Hi friends I’m back. We were away on a European adventure and before that both my sons graduated – one from high school and the other from middle school. Leading up to that I was consumed with the year end celebrations and also preparing for the trip which we insanely planned just three days after the graduations! To say I lost my mind a bit would not be an understatement. I couldn’t even think about my blog and when we returned from our holiday I was in a jet-lag and laundry induced haze. I’m just coming out of it and I plan to share about the trip and more summer-themed posts.
I just LOVE summer and the summer way of thinking. I relish the time to recharge, relax, read books, reorganize, de-clutter, and take stock and sometimes just do nothing, but watch the hummingbirds in my yard with a cup of tea. Best of all, are the days that unfold with no plans. Maybe we’ll get frozen yogurt or do a craft or bike to lunch. The rest of summer we will take a few road trips, do an annual camping trip to the Sierras with the whole family and then get our oldest ready to go to college, which will be a big adjustment for us all. I just can’t wrap my head around it yet.
Most of all I look forward to the things that make summer seem like a little vacation each day-swimming, popsicles, bike rides, fruit from everyone’s yards, growing my own tomatoes (which are almost ripe!), lots of alfresco dinners, happy hours with friends, family movie and game nights with the boys and reading as many books as I can happily squeeze in.
Thanks to my dad, I have some wonderful tomatoes coming up. He starts them all from seed.
Artichokes are quintessentially Californian and we ate them and grew them when I was young.
Recently, I read an article about how the childhood summer of old has gone away. Kids are expected to use summer as a time to get ahead in school, camp after camp so they are not bored, (god forbid) and internships and pricey summer enrichment programs for the older ones.
When I read that I feel fortunate to have had a 1970’s childhood of summers doing squat. I think I remember doing 2 or 3 summer camps over all the years of my childhood. The rest was spent flying around the neighborhood on my banana bike, making homemade popsicles, water balloon fights, lemonade stands, visiting the library each week for piles of books, and a lot of the time watching cartoons, Gilligan’s Island repeats and often just watching clouds and making daisy chains. That’s the truth and though we were often bored and sometimes got into mischief, we were free-ranging big time and I am afraid kids today just don’t get that.
Did it harm us? No. Did we go to Stanford? No, but we grew up contented, happy, self-sufficient and able to appreciate that life is not a race, but an adventure daily. We found what we love to do by messing around with stuff, and success without being daily soldiers to a planned existence during our summers.

##########

▸ **TASK TO CARRY OUT**: Going by the summer blog post, list each thing the writer says the family will do during the rest of the summer.

▸ **DATA SHOWN**:
##########

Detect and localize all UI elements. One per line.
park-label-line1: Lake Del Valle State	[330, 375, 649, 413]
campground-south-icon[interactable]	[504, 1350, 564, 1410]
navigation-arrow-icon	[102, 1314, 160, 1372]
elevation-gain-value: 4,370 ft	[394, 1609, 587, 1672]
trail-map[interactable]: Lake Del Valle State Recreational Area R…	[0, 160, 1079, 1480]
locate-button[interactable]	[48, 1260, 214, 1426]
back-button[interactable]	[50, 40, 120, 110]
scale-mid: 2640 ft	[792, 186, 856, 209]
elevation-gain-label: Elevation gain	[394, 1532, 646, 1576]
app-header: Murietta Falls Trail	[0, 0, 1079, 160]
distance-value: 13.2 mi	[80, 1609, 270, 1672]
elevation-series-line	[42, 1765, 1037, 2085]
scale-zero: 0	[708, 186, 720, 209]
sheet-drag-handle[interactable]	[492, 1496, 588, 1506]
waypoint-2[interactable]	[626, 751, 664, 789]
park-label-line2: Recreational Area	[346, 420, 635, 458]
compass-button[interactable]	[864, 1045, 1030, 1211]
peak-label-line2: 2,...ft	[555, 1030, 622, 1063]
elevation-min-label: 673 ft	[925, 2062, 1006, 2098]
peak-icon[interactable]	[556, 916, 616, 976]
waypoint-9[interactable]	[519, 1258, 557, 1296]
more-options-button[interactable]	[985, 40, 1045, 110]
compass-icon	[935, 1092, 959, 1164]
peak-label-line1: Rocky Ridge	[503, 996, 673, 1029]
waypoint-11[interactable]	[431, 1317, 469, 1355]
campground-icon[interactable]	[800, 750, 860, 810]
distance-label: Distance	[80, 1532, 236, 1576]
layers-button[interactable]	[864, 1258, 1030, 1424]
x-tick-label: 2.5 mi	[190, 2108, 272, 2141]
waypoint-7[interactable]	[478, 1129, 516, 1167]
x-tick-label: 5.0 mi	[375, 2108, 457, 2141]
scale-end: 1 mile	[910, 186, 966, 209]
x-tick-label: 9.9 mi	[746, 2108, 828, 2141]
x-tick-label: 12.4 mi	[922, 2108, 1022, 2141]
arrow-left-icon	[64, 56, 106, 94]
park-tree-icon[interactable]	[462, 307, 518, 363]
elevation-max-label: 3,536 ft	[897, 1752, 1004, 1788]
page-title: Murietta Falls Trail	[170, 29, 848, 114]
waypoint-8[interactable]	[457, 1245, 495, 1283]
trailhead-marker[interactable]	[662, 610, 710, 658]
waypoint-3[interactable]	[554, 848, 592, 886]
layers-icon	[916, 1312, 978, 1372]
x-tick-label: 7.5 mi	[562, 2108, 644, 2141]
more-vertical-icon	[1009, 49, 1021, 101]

##########

▸ **YOUR RESPONSE**:
- Take a few road trips
- Go on an annual camping trip to the Sierras with the whole family
- Get the oldest son ready to go to college